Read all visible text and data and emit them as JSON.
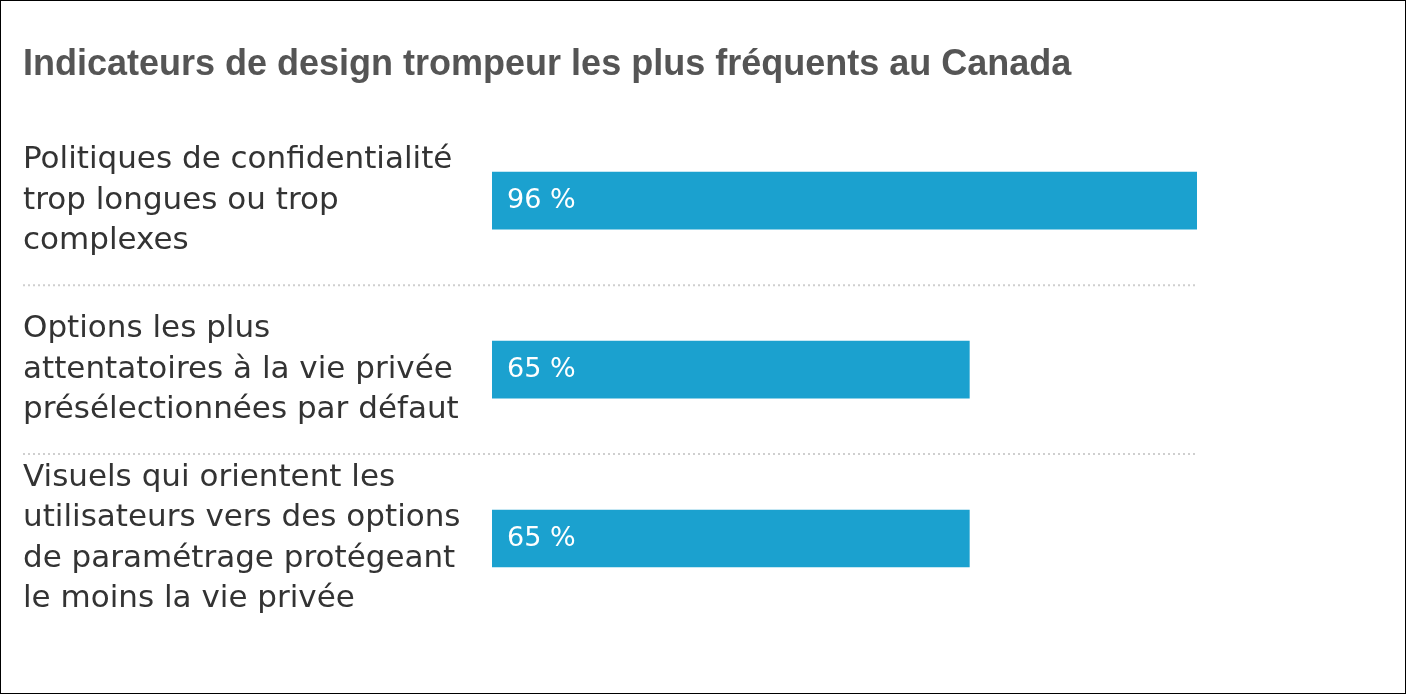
{
  "chart_data": {
    "type": "bar",
    "orientation": "horizontal",
    "title": "Indicateurs de design trompeur les plus fréquents au Canada",
    "categories": [
      "Politiques de confidentialité trop longues ou trop complexes",
      "Options les plus attentatoires à la vie privée présélectionnées par défaut",
      "Visuels qui orientent les utilisateurs vers des options de paramétrage protégeant le moins la vie privée"
    ],
    "values": [
      96,
      65,
      65
    ],
    "color": "#1ba1cf",
    "value_labels": [
      "96 %",
      "65 %",
      "65 %"
    ],
    "xlim": [
      0,
      96
    ],
    "tick_labels": "y",
    "grid": "y"
  }
}
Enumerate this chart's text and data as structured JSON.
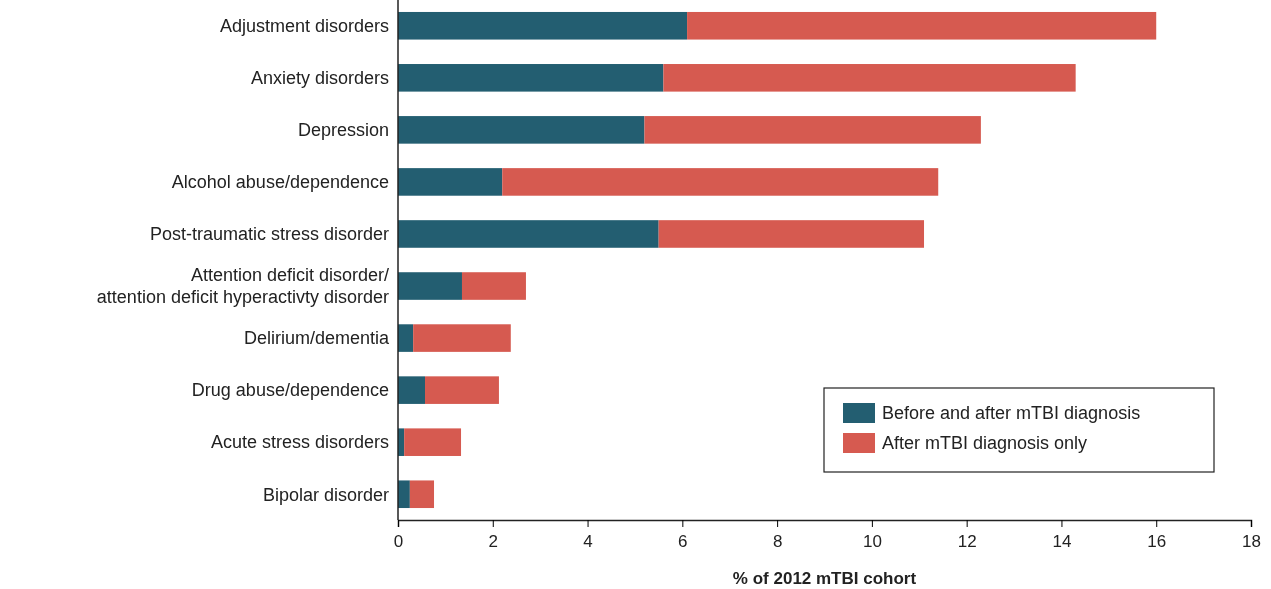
{
  "chart_data": {
    "type": "bar",
    "orientation": "horizontal",
    "stacked": true,
    "xlabel": "% of 2012 mTBI cohort",
    "categories": [
      "Adjustment disorders",
      "Anxiety disorders",
      "Depression",
      "Alcohol abuse/dependence",
      "Post-traumatic stress disorder",
      "Attention deficit disorder/\nattention deficit hyperactivty disorder",
      "Delirium/dementia",
      "Drug abuse/dependence",
      "Acute stress disorders",
      "Bipolar disorder"
    ],
    "series": [
      {
        "name": "Before and after mTBI diagnosis",
        "color": "#235e71",
        "values": [
          6.1,
          5.6,
          5.2,
          2.2,
          5.5,
          1.35,
          0.32,
          0.57,
          0.13,
          0.25
        ]
      },
      {
        "name": "After mTBI diagnosis only",
        "color": "#d65a50",
        "values": [
          9.9,
          8.7,
          7.1,
          9.2,
          5.6,
          1.35,
          2.06,
          1.56,
          1.2,
          0.51
        ]
      }
    ],
    "xlim": [
      0,
      18
    ],
    "xticks": [
      0,
      2,
      4,
      6,
      8,
      10,
      12,
      14,
      16,
      18
    ],
    "grid": false,
    "legend": "bottom right"
  }
}
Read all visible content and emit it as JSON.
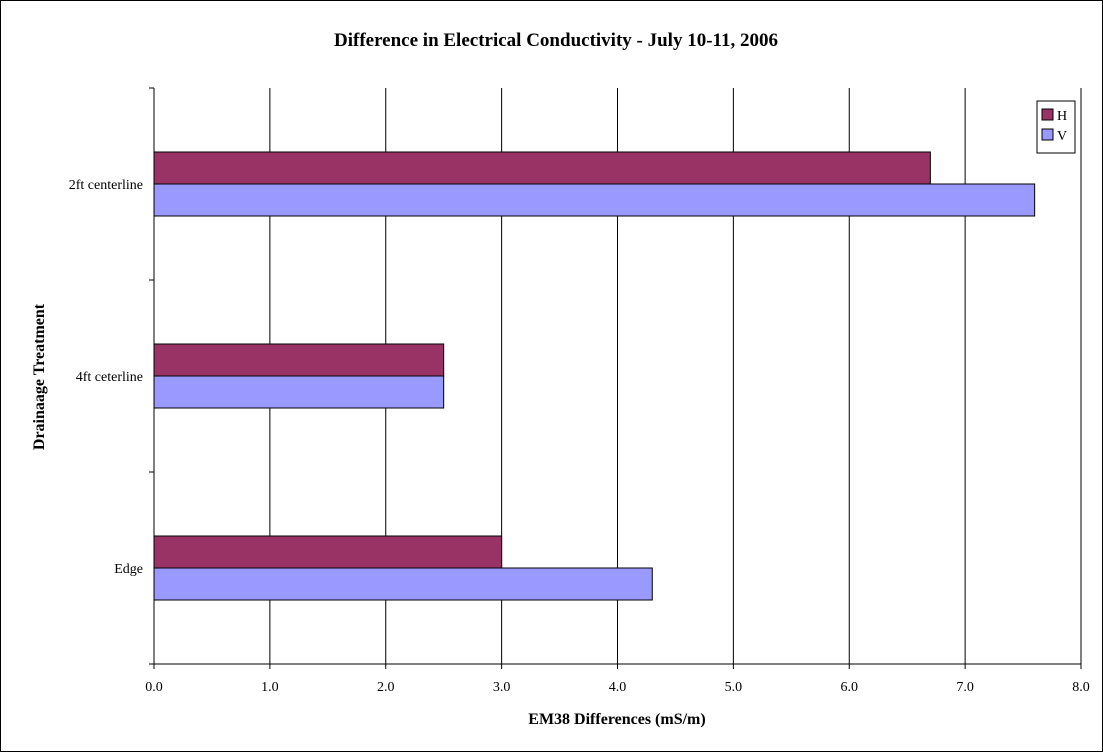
{
  "chart_data": {
    "type": "bar",
    "orientation": "horizontal",
    "title": "Difference in Electrical Conductivity - July 10-11, 2006",
    "xlabel": "EM38 Differences (mS/m)",
    "ylabel": "Drainaage Treatment",
    "categories": [
      "2ft centerline",
      "4ft ceterline",
      "Edge"
    ],
    "series": [
      {
        "name": "H",
        "color": "#993366",
        "values": [
          6.7,
          2.5,
          3.0
        ]
      },
      {
        "name": "V",
        "color": "#9999ff",
        "values": [
          7.6,
          2.5,
          4.3
        ]
      }
    ],
    "xlim": [
      0,
      8
    ],
    "xticks": [
      "0.0",
      "1.0",
      "2.0",
      "3.0",
      "4.0",
      "5.0",
      "6.0",
      "7.0",
      "8.0"
    ],
    "grid": "vertical",
    "legend": "top-right"
  }
}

----

| Exercise |
Going from the line with "Read all visible content and emit it as JSON." to the last line of the listing, write out each line exactly and nothing else. Leave out all pictures.

| Solution to the exercise |
Read all visible content and emit it as JSON.
{
  "chart_data": {
    "type": "bar",
    "orientation": "horizontal",
    "title": "Difference in Electrical Conductivity - July 10-11, 2006",
    "xlabel": "EM38 Differences (mS/m)",
    "ylabel": "Drainaage Treatment",
    "categories": [
      "2ft centerline",
      "4ft ceterline",
      "Edge"
    ],
    "series": [
      {
        "name": "H",
        "color": "#993366",
        "values": [
          6.7,
          2.5,
          3.0
        ]
      },
      {
        "name": "V",
        "color": "#9999ff",
        "values": [
          7.6,
          2.5,
          4.3
        ]
      }
    ],
    "xlim": [
      0,
      8
    ],
    "xticks": [
      "0.0",
      "1.0",
      "2.0",
      "3.0",
      "4.0",
      "5.0",
      "6.0",
      "7.0",
      "8.0"
    ],
    "grid": "vertical",
    "legend": "top-right"
  }
}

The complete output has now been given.